§ What needs to be done: Please pull out every line of the listing below, unchanged, and leave the picture out of your answer.

..............................

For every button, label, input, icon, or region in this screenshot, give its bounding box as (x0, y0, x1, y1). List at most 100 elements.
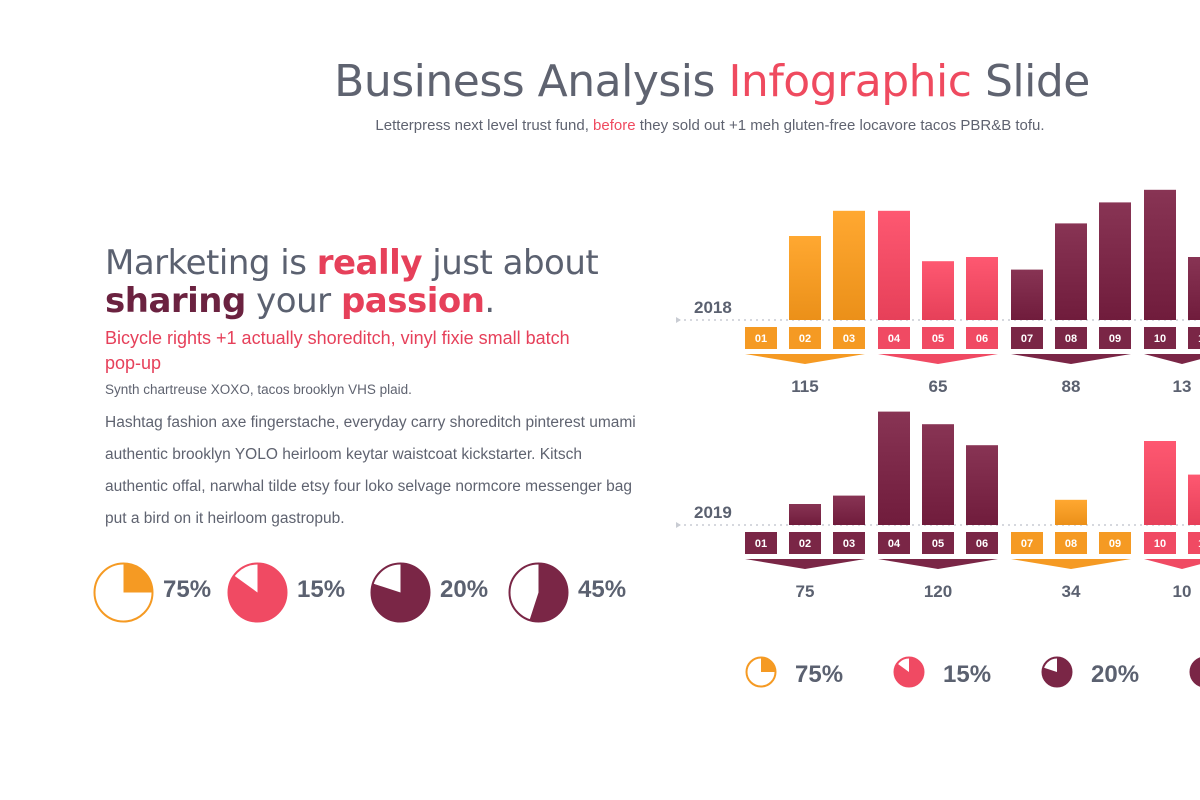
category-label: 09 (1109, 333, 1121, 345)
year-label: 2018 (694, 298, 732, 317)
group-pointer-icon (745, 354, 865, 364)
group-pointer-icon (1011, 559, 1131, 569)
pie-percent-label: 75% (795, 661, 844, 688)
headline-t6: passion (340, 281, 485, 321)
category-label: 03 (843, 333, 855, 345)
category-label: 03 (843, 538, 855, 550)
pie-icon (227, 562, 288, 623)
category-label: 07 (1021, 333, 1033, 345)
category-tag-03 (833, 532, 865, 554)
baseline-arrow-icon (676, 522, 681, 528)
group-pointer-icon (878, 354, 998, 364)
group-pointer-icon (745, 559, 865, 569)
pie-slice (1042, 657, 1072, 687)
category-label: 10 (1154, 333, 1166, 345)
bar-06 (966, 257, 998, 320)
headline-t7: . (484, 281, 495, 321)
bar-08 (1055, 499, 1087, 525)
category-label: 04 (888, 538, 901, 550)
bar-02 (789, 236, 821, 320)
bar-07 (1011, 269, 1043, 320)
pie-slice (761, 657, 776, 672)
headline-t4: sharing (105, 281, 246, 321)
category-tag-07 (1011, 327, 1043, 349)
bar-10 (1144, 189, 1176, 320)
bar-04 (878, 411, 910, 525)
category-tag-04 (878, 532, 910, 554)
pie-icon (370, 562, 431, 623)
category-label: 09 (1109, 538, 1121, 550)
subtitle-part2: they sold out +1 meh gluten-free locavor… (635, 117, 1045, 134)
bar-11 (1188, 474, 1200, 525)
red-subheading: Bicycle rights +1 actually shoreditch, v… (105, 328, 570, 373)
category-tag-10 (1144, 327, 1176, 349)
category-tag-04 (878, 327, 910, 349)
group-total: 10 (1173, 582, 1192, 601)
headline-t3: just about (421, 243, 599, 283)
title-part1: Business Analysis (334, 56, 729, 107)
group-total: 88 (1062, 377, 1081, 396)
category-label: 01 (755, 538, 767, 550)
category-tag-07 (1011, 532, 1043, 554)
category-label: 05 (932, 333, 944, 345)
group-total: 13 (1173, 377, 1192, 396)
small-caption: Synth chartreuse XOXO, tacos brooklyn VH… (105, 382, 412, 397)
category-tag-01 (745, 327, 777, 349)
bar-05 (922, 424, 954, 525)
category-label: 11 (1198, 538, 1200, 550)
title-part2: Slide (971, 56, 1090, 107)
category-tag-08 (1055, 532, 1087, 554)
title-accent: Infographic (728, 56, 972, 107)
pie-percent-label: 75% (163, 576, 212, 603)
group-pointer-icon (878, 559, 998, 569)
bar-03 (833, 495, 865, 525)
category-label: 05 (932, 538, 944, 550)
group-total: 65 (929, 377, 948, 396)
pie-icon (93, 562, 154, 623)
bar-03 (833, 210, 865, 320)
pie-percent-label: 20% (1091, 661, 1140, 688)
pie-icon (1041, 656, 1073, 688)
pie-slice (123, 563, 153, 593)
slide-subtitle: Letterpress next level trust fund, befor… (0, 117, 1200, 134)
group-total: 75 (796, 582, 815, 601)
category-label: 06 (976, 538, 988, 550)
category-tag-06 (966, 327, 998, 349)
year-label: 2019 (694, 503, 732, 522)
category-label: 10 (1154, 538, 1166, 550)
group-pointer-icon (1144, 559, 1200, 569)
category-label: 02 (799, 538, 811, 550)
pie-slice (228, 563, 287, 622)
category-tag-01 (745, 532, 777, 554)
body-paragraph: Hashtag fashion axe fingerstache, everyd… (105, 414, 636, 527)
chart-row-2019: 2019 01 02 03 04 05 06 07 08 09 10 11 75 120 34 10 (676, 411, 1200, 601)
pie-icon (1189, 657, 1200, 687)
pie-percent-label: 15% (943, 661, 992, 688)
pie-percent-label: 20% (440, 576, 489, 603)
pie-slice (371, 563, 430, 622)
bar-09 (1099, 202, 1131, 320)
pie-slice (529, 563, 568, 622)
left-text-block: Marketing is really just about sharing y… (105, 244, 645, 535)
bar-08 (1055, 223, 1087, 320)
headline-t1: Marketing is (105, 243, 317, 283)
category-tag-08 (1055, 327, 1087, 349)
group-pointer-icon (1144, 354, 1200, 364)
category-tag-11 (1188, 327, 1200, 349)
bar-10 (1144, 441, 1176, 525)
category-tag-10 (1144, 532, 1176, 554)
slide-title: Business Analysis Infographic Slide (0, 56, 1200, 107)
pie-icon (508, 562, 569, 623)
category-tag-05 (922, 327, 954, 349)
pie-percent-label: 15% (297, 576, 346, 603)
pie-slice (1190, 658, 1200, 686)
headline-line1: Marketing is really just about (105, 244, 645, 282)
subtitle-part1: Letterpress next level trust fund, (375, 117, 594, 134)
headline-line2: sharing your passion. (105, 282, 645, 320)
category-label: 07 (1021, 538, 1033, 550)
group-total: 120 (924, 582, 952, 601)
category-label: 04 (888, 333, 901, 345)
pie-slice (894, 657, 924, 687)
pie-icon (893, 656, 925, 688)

..............................

§ Solution to this problem:
For every button, label, input, icon, or region in this screenshot, give its bounding box as (x0, y0, x1, y1). List at most 100 elements.
category-label: 09 (1109, 333, 1121, 345)
year-label: 2018 (694, 298, 732, 317)
group-pointer-icon (745, 354, 865, 364)
group-pointer-icon (1011, 559, 1131, 569)
pie-percent-label: 75% (795, 661, 844, 688)
headline-t6: passion (340, 281, 485, 321)
category-label: 03 (843, 333, 855, 345)
category-label: 03 (843, 538, 855, 550)
pie-icon (227, 562, 288, 623)
category-label: 07 (1021, 333, 1033, 345)
category-tag-03 (833, 532, 865, 554)
baseline-arrow-icon (676, 522, 681, 528)
group-pointer-icon (878, 354, 998, 364)
group-pointer-icon (745, 559, 865, 569)
pie-slice (1042, 657, 1072, 687)
category-label: 10 (1154, 333, 1166, 345)
bar-06 (966, 257, 998, 320)
headline-t7: . (484, 281, 495, 321)
bar-08 (1055, 499, 1087, 525)
category-label: 04 (888, 538, 901, 550)
bar-02 (789, 236, 821, 320)
bar-07 (1011, 269, 1043, 320)
pie-slice (761, 657, 776, 672)
headline-t4: sharing (105, 281, 246, 321)
category-tag-07 (1011, 327, 1043, 349)
bar-10 (1144, 189, 1176, 320)
bar-04 (878, 411, 910, 525)
category-tag-04 (878, 532, 910, 554)
pie-icon (370, 562, 431, 623)
category-label: 09 (1109, 538, 1121, 550)
subtitle-part2: they sold out +1 meh gluten-free locavor… (635, 117, 1045, 134)
bar-11 (1188, 474, 1200, 525)
red-subheading: Bicycle rights +1 actually shoreditch, v… (105, 328, 570, 373)
category-tag-10 (1144, 327, 1176, 349)
category-tag-04 (878, 327, 910, 349)
group-total: 10 (1173, 582, 1192, 601)
headline-t3: just about (421, 243, 599, 283)
title-part1: Business Analysis (334, 56, 729, 107)
group-total: 88 (1062, 377, 1081, 396)
category-label: 01 (755, 538, 767, 550)
category-tag-07 (1011, 532, 1043, 554)
category-label: 05 (932, 333, 944, 345)
group-total: 13 (1173, 377, 1192, 396)
small-caption: Synth chartreuse XOXO, tacos brooklyn VH… (105, 382, 412, 397)
category-tag-01 (745, 327, 777, 349)
bar-05 (922, 424, 954, 525)
category-label: 11 (1198, 538, 1200, 550)
title-part2: Slide (971, 56, 1090, 107)
category-tag-08 (1055, 532, 1087, 554)
title-accent: Infographic (728, 56, 972, 107)
pie-percent-label: 75% (163, 576, 212, 603)
group-pointer-icon (878, 559, 998, 569)
bar-03 (833, 495, 865, 525)
category-label: 05 (932, 538, 944, 550)
group-total: 65 (929, 377, 948, 396)
pie-icon (93, 562, 154, 623)
bar-03 (833, 210, 865, 320)
pie-percent-label: 20% (1091, 661, 1140, 688)
pie-icon (1041, 656, 1073, 688)
pie-slice (123, 563, 153, 593)
slide-subtitle: Letterpress next level trust fund, befor… (0, 117, 1200, 134)
group-total: 75 (796, 582, 815, 601)
category-label: 06 (976, 538, 988, 550)
category-tag-06 (966, 327, 998, 349)
year-label: 2019 (694, 503, 732, 522)
category-label: 10 (1154, 538, 1166, 550)
group-pointer-icon (1144, 559, 1200, 569)
category-label: 02 (799, 538, 811, 550)
pie-slice (228, 563, 287, 622)
category-tag-01 (745, 532, 777, 554)
body-paragraph: Hashtag fashion axe fingerstache, everyd… (105, 414, 636, 527)
chart-row-2019: 2019 01 02 03 04 05 06 07 08 09 10 11 75 120 34 10 (676, 411, 1200, 601)
pie-icon (1189, 657, 1200, 687)
pie-percent-label: 15% (943, 661, 992, 688)
pie-percent-label: 20% (440, 576, 489, 603)
pie-slice (371, 563, 430, 622)
bar-09 (1099, 202, 1131, 320)
pie-slice (529, 563, 568, 622)
left-text-block: Marketing is really just about sharing y… (105, 244, 645, 535)
bar-08 (1055, 223, 1087, 320)
headline-t1: Marketing is (105, 243, 317, 283)
category-tag-08 (1055, 327, 1087, 349)
group-pointer-icon (1144, 354, 1200, 364)
category-tag-11 (1188, 327, 1200, 349)
bar-10 (1144, 441, 1176, 525)
category-tag-10 (1144, 532, 1176, 554)
slide-title: Business Analysis Infographic Slide (0, 56, 1200, 107)
pie-icon (508, 562, 569, 623)
category-tag-05 (922, 327, 954, 349)
pie-percent-label: 15% (297, 576, 346, 603)
pie-slice (1190, 658, 1200, 686)
headline-line1: Marketing is really just about (105, 244, 645, 282)
subtitle-part1: Letterpress next level trust fund, (375, 117, 594, 134)
headline-line2: sharing your passion. (105, 282, 645, 320)
category-label: 07 (1021, 538, 1033, 550)
group-total: 120 (924, 582, 952, 601)
category-label: 04 (888, 333, 901, 345)
pie-slice (894, 657, 924, 687)
pie-icon (893, 656, 925, 688)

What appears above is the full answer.